**Gestellte Aufgabe:** Welche zwei Gründe nennt der Auszug über Schiller auf dem georgischen Theater dafür, dass vor allem Theaterstücke ins Georgische übersetzt wurden?

Den Bazillus der Freiheit übertragen auf ein ganzes Volk

Friedrich Schiller auf dem georgischen Theater
Schillers Schaffen ragt nicht nur durch seine künstlerische Größe heraus, sondern auch durch seine Eigenschaft, immer aktuell und zeitgemäß zu sein. Dank seiner großen Humanität wurde Schiller auch für georgische Leser zum Begleiter ihres kulturell-geistigen Lebens. In seinen Werken entwickelte er die Idee der Freiheit und der nationalen Einheit. Diese Ideen bewegten auch die georgische Nation besonders in der zweiten Hälfte des 19. Jahrhunderts. Georgien hatte damals seine Unabhängigkeit verloren; das zaristische Russland hatte Georgien erobert. Das georgische Volk - so wie auch andere Völker des russischen Reichs - litt unter der russischen Unterdrückung.

Eine progressive Jugend hatte in den 60er-Jahren des 19. Jahrhunderts eine neue Denkweise in die georgische Dichtung eingeführt. Das wichtigste Problem für Georgien war die Frage seiner nationalen Unabhängigkeit. In diesem Kampf für die nationale Einheit und Freiheit spielten die Werke der großen Schriftsteller der Welt eine große Rolle. Es entstand die Notwendigkeit, die Meisterwerke der Weltliteratur ins Georgische zu übersetzen.

Meistens waren es Theaterstücke. Das hatte zwei Gründe: Einerseits fehlte es an Stücken einheimischer Autoren, andererseits war das Theater die beste Möglichkeit zur Propagierung progressiver Ideen. Die Bühne war das beste Mittel, die georgische Gesellschaft mit neuen Ideen vertraut zu machen. Damals spielten in Georgien schon professionelle Theatertruppen, die trotz aller Schwierigkeiten Stücke der Weltliteratur aufführten Die Gesellschaft war ungemein aufgeschlossen für das Theater.

(Positionsdaten der Einträge)
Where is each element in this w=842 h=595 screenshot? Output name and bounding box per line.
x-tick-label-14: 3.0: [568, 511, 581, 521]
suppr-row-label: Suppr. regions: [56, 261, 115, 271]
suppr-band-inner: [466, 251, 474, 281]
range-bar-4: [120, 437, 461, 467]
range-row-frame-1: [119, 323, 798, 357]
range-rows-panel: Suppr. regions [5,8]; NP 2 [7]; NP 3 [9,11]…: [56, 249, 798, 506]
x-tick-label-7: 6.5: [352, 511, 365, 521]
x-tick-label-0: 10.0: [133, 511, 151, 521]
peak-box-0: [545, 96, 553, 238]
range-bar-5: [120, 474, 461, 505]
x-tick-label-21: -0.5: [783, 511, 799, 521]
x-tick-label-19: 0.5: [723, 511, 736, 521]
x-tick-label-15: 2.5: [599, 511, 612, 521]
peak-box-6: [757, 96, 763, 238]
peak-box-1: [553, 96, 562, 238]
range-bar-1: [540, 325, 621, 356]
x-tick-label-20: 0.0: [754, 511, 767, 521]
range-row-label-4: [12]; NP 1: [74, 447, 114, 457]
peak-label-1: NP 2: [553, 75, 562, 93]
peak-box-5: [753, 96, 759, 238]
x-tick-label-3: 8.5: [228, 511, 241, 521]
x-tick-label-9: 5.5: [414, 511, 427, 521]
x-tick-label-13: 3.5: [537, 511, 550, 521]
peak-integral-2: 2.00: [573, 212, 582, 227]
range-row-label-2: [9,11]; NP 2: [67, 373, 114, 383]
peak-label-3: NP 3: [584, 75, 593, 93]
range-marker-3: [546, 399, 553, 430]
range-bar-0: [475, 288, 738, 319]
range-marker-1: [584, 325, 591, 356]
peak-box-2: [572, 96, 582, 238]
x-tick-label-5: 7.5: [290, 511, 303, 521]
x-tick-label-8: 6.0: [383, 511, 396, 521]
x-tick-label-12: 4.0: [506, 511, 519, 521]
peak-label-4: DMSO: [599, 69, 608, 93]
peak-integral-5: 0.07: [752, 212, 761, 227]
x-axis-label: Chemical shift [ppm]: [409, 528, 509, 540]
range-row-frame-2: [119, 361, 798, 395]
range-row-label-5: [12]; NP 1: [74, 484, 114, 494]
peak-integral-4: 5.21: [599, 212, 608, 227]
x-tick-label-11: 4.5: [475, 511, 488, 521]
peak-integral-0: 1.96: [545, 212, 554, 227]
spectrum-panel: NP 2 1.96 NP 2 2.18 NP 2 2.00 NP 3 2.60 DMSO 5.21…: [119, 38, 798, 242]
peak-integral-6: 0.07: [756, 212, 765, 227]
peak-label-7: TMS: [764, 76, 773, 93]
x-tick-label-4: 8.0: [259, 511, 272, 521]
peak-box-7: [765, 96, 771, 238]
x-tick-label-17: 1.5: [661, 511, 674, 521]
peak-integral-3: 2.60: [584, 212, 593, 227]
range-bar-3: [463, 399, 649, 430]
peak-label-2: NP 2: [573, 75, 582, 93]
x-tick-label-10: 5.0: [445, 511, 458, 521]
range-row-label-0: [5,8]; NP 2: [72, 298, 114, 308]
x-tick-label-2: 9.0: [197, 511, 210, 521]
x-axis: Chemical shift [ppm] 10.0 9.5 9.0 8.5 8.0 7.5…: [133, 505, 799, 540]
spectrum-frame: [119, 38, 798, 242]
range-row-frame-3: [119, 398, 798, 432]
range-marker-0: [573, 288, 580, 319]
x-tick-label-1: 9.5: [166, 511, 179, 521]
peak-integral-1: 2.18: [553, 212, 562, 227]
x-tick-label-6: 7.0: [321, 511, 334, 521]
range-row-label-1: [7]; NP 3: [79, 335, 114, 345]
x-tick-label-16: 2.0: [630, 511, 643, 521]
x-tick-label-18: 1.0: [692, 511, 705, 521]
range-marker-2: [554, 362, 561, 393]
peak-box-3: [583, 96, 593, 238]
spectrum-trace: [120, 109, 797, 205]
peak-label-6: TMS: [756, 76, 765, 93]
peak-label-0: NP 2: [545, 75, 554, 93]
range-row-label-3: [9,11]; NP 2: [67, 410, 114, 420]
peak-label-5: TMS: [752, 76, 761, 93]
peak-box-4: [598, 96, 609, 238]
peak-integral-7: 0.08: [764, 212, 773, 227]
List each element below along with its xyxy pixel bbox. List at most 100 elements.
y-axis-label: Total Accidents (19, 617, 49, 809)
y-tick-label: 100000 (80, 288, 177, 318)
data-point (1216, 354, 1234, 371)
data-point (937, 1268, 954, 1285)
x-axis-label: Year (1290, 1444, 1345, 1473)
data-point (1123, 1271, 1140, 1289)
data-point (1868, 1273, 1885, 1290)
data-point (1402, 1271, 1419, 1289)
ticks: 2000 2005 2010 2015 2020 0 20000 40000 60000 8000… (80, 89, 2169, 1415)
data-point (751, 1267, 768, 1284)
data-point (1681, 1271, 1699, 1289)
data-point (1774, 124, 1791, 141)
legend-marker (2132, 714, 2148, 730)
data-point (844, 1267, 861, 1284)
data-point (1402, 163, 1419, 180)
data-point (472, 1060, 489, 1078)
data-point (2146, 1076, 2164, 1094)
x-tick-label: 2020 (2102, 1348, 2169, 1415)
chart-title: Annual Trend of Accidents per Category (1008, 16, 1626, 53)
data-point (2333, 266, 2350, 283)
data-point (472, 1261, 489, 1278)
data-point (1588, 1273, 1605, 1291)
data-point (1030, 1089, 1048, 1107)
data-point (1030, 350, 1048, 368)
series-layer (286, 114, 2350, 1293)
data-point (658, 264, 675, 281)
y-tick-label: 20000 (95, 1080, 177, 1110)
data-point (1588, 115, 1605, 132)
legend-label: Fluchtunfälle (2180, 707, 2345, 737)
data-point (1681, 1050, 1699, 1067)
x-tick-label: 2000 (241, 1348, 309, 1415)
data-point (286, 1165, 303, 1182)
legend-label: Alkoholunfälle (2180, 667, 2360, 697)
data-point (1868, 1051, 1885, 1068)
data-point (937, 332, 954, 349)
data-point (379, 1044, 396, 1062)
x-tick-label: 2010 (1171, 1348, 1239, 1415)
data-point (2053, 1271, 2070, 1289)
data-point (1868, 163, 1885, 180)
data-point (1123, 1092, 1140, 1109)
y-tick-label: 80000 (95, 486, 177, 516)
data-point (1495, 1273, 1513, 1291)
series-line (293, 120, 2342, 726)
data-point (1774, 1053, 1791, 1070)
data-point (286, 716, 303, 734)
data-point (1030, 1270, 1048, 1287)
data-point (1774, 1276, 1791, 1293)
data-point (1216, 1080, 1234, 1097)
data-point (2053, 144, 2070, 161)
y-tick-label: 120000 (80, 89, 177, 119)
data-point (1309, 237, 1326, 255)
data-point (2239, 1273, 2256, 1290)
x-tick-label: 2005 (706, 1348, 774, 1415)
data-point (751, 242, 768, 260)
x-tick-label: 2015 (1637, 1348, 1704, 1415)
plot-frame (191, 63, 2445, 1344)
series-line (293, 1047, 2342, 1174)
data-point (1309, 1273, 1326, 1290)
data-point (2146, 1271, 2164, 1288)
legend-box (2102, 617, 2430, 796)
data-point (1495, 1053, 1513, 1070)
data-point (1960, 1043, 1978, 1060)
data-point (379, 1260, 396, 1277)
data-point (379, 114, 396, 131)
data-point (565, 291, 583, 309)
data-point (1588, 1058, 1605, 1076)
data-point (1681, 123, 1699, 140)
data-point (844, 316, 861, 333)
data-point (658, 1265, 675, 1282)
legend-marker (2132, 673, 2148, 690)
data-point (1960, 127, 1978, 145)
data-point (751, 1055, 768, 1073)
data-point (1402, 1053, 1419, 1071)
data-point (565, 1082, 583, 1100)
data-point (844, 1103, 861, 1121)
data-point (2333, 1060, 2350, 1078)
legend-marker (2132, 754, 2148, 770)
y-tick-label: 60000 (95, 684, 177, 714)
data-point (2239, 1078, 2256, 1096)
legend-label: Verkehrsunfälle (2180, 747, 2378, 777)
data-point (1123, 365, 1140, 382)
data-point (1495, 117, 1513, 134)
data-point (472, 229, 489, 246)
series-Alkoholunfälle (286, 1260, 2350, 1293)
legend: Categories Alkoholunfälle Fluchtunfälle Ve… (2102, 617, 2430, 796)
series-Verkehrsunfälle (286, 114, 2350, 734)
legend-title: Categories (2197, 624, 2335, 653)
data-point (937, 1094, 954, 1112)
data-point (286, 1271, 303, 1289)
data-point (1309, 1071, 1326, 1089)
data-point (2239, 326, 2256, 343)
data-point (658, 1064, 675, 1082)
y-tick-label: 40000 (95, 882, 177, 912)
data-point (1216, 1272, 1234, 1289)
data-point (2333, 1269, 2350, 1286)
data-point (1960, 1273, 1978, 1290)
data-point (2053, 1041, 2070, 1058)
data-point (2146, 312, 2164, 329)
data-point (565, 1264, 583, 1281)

**Ergebnis der Aufgabe:** Es fehlte an Stücken einheimischer Autoren, und das Theater war die beste Möglichkeit zur Propagierung progressiver Ideen.